#### THE PROBLEM
Return all entries precisely as they stand, without the images.

#### RECORDS TO PROCESS
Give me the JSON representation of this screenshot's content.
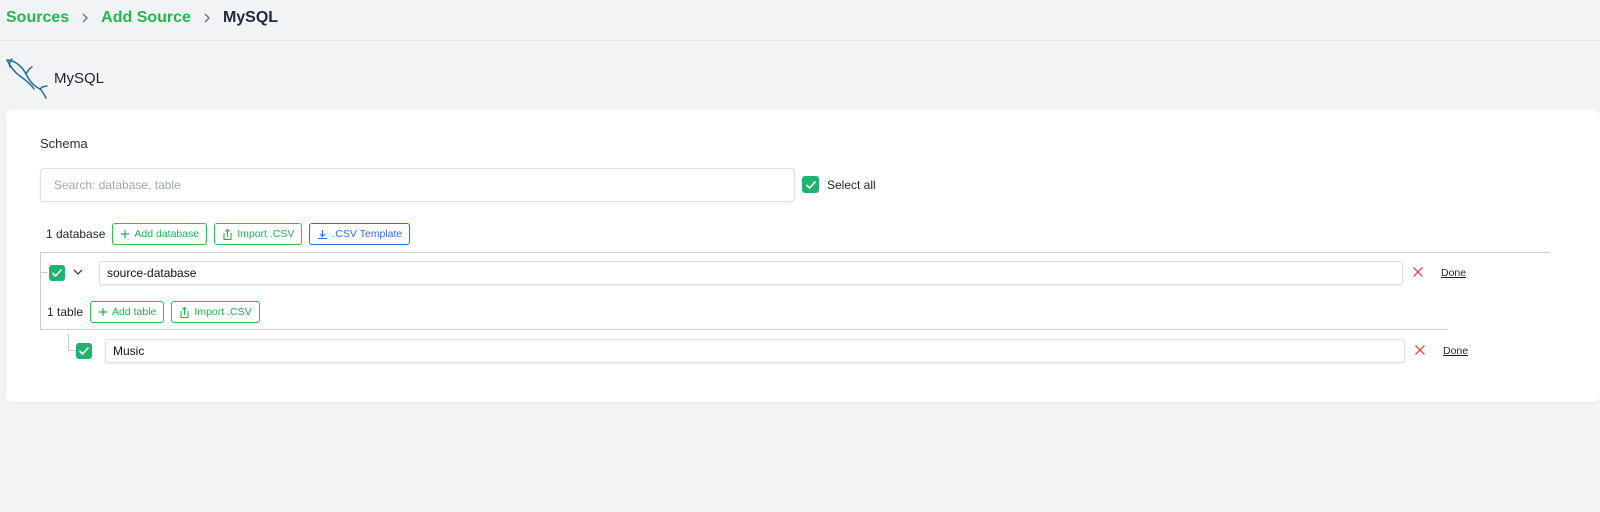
{
  "breadcrumb": {
    "items": [
      "Sources",
      "Add Source"
    ],
    "current": "MySQL"
  },
  "header": {
    "logo_icon": "mysql-dolphin-icon",
    "title": "MySQL"
  },
  "schema": {
    "label": "Schema",
    "search_placeholder": "Search: database, table",
    "select_all_label": "Select all",
    "select_all_checked": true,
    "database_count_label": "1 database",
    "buttons": {
      "add_database": "Add database",
      "import_csv": "Import .CSV",
      "csv_template": ".CSV Template"
    },
    "databases": [
      {
        "checked": true,
        "name": "source-database",
        "done_label": "Done",
        "table_count_label": "1 table",
        "buttons": {
          "add_table": "Add table",
          "import_csv": "Import .CSV"
        },
        "tables": [
          {
            "checked": true,
            "name": "Music",
            "done_label": "Done"
          }
        ]
      }
    ]
  },
  "colors": {
    "accent_green": "#21b94f",
    "checkbox_green": "#1fb36f",
    "link_blue": "#2f6ee6",
    "clear_red": "#e5484d"
  }
}
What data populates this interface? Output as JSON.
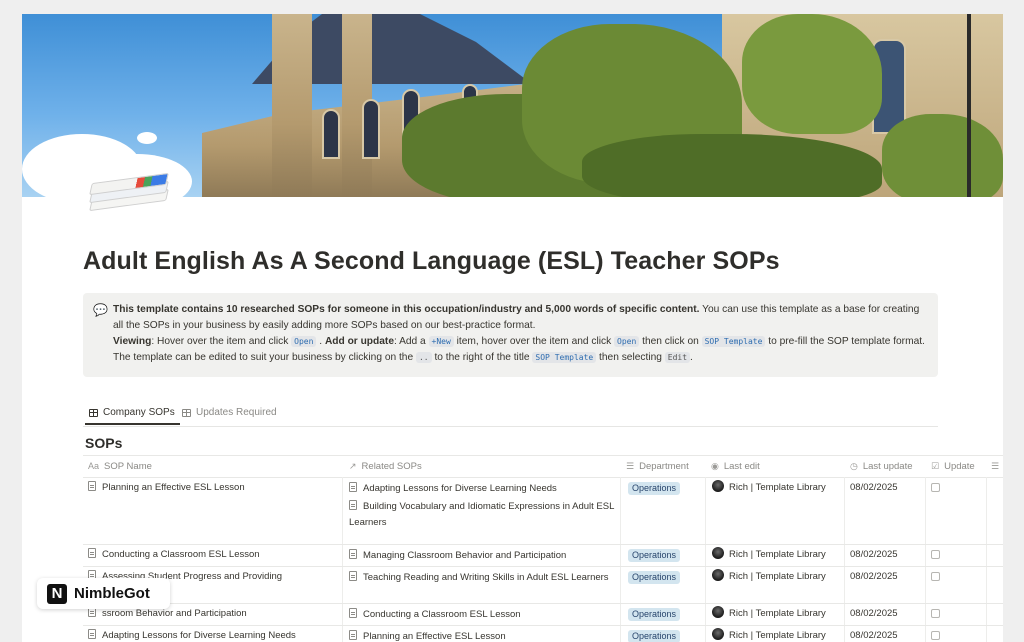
{
  "page": {
    "title": "Adult English As A Second Language (ESL) Teacher SOPs"
  },
  "callout": {
    "icon": "speech-bubble-icon",
    "bold_intro": "This template contains 10 researched SOPs for someone in this occupation/industry and 5,000 words of specific content.",
    "intro_rest": " You can use this template as a base for creating all the SOPs in your business by easily adding more SOPs based on our best-practice format.",
    "viewing_label": "Viewing",
    "viewing_text": ": Hover over the item and click ",
    "open_code": "Open",
    "add_label": "Add or update",
    "add_text": ": Add a ",
    "new_code": "+New",
    "add_text2": " item, hover over the item and click ",
    "open_code2": "Open",
    "add_text3": " then click on ",
    "sop_template_code": "SOP Template",
    "add_text4": " to pre-fill the SOP template format. The template can be edited to suit your business by clicking on the ",
    "dots_code": "..",
    "add_text5": " to the right of the title ",
    "sop_template_code2": "SOP Template",
    "add_text6": " then selecting ",
    "edit_code": "Edit",
    "add_text7": "."
  },
  "tabs": [
    {
      "label": "Company SOPs",
      "active": true
    },
    {
      "label": "Updates Required",
      "active": false
    }
  ],
  "database": {
    "title": "SOPs",
    "columns": {
      "name": {
        "icon_text": "Aa",
        "label": "SOP Name"
      },
      "related": {
        "icon_text": "↗",
        "label": "Related SOPs"
      },
      "department": {
        "icon_text": "☰",
        "label": "Department"
      },
      "last_edit": {
        "icon_text": "◉",
        "label": "Last edit"
      },
      "last_update": {
        "icon_text": "◷",
        "label": "Last update"
      },
      "update": {
        "icon_text": "☑",
        "label": "Update"
      }
    },
    "rows": [
      {
        "name": "Planning an Effective ESL Lesson",
        "related": [
          "Adapting Lessons for Diverse Learning Needs",
          "Building Vocabulary and Idiomatic Expressions in Adult ESL Learners"
        ],
        "department": "Operations",
        "editor": "Rich | Template Library",
        "date": "08/02/2025"
      },
      {
        "name": "Conducting a Classroom ESL Lesson",
        "related": [
          "Managing Classroom Behavior and Participation"
        ],
        "department": "Operations",
        "editor": "Rich | Template Library",
        "date": "08/02/2025"
      },
      {
        "name": "Assessing Student Progress and Providing",
        "related": [
          "Teaching Reading and Writing Skills in Adult ESL Learners"
        ],
        "department": "Operations",
        "editor": "Rich | Template Library",
        "date": "08/02/2025"
      },
      {
        "name": "ssroom Behavior and Participation",
        "related": [
          "Conducting a Classroom ESL Lesson"
        ],
        "department": "Operations",
        "editor": "Rich | Template Library",
        "date": "08/02/2025"
      },
      {
        "name": "Adapting Lessons for Diverse Learning Needs",
        "related": [
          "Planning an Effective ESL Lesson"
        ],
        "department": "Operations",
        "editor": "Rich | Template Library",
        "date": "08/02/2025"
      }
    ]
  },
  "watermark": {
    "logo_letter": "N",
    "text": "NimbleGot"
  },
  "colors": {
    "tag_bg": "#d3e5ef",
    "tag_text": "#28456c",
    "code_text": "#2e6db0",
    "callout_bg": "#f1f1ef"
  }
}
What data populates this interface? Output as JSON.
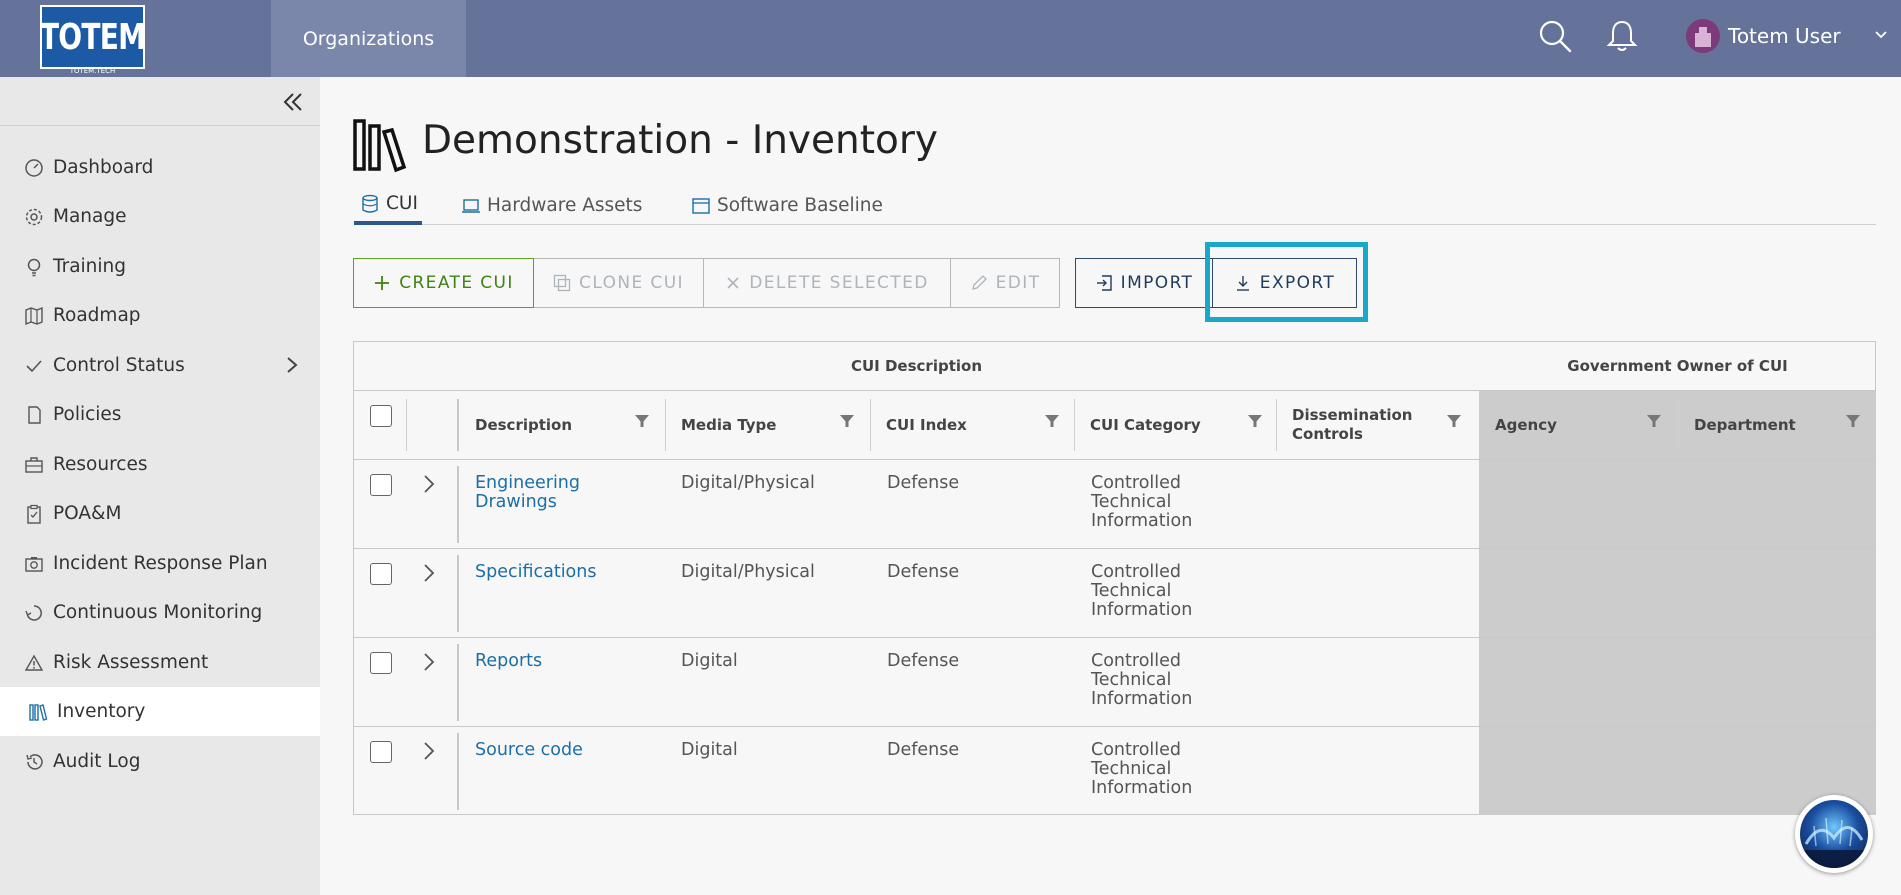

#### SOLUTION TO THIS TASK
Give me the JSON representation of this screenshot's content.
{
  "breadcrumb": {
    "items": [
      "Sources",
      "Add Source"
    ],
    "current": "MySQL"
  },
  "header": {
    "logo_icon": "mysql-dolphin-icon",
    "title": "MySQL"
  },
  "schema": {
    "label": "Schema",
    "search_placeholder": "Search: database, table",
    "select_all_label": "Select all",
    "select_all_checked": true,
    "database_count_label": "1 database",
    "buttons": {
      "add_database": "Add database",
      "import_csv": "Import .CSV",
      "csv_template": ".CSV Template"
    },
    "databases": [
      {
        "checked": true,
        "name": "source-database",
        "done_label": "Done",
        "table_count_label": "1 table",
        "buttons": {
          "add_table": "Add table",
          "import_csv": "Import .CSV"
        },
        "tables": [
          {
            "checked": true,
            "name": "Music",
            "done_label": "Done"
          }
        ]
      }
    ]
  },
  "colors": {
    "accent_green": "#21b94f",
    "checkbox_green": "#1fb36f",
    "link_blue": "#2f6ee6",
    "clear_red": "#e5484d"
  }
}
What data populates this interface? Output as JSON.
{
  "page": {
    "title": "Adult English As A Second Language (ESL) Teacher SOPs"
  },
  "callout": {
    "icon": "speech-bubble-icon",
    "bold_intro": "This template contains 10 researched SOPs for someone in this occupation/industry and 5,000 words of specific content.",
    "intro_rest": " You can use this template as a base for creating all the SOPs in your business by easily adding more SOPs based on our best-practice format.",
    "viewing_label": "Viewing",
    "viewing_text": ": Hover over the item and click ",
    "open_code": "Open",
    "add_label": "Add or update",
    "add_text": ": Add a ",
    "new_code": "+New",
    "add_text2": " item, hover over the item and click ",
    "open_code2": "Open",
    "add_text3": " then click on ",
    "sop_template_code": "SOP Template",
    "add_text4": " to pre-fill the SOP template format. The template can be edited to suit your business by clicking on the ",
    "dots_code": "..",
    "add_text5": " to the right of the title ",
    "sop_template_code2": "SOP Template",
    "add_text6": " then selecting ",
    "edit_code": "Edit",
    "add_text7": "."
  },
  "tabs": [
    {
      "label": "Company SOPs",
      "active": true
    },
    {
      "label": "Updates Required",
      "active": false
    }
  ],
  "database": {
    "title": "SOPs",
    "columns": {
      "name": {
        "icon_text": "Aa",
        "label": "SOP Name"
      },
      "related": {
        "icon_text": "↗",
        "label": "Related SOPs"
      },
      "department": {
        "icon_text": "☰",
        "label": "Department"
      },
      "last_edit": {
        "icon_text": "◉",
        "label": "Last edit"
      },
      "last_update": {
        "icon_text": "◷",
        "label": "Last update"
      },
      "update": {
        "icon_text": "☑",
        "label": "Update"
      }
    },
    "rows": [
      {
        "name": "Planning an Effective ESL Lesson",
        "related": [
          "Adapting Lessons for Diverse Learning Needs",
          "Building Vocabulary and Idiomatic Expressions in Adult ESL Learners"
        ],
        "department": "Operations",
        "editor": "Rich | Template Library",
        "date": "08/02/2025"
      },
      {
        "name": "Conducting a Classroom ESL Lesson",
        "related": [
          "Managing Classroom Behavior and Participation"
        ],
        "department": "Operations",
        "editor": "Rich | Template Library",
        "date": "08/02/2025"
      },
      {
        "name": "Assessing Student Progress and Providing",
        "related": [
          "Teaching Reading and Writing Skills in Adult ESL Learners"
        ],
        "department": "Operations",
        "editor": "Rich | Template Library",
        "date": "08/02/2025"
      },
      {
        "name": "ssroom Behavior and Participation",
        "related": [
          "Conducting a Classroom ESL Lesson"
        ],
        "department": "Operations",
        "editor": "Rich | Template Library",
        "date": "08/02/2025"
      },
      {
        "name": "Adapting Lessons for Diverse Learning Needs",
        "related": [
          "Planning an Effective ESL Lesson"
        ],
        "department": "Operations",
        "editor": "Rich | Template Library",
        "date": "08/02/2025"
      }
    ]
  },
  "watermark": {
    "logo_letter": "N",
    "text": "NimbleGot"
  },
  "colors": {
    "tag_bg": "#d3e5ef",
    "tag_text": "#28456c",
    "code_text": "#2e6db0",
    "callout_bg": "#f1f1ef"
  }
}
What data populates this interface? Output as JSON.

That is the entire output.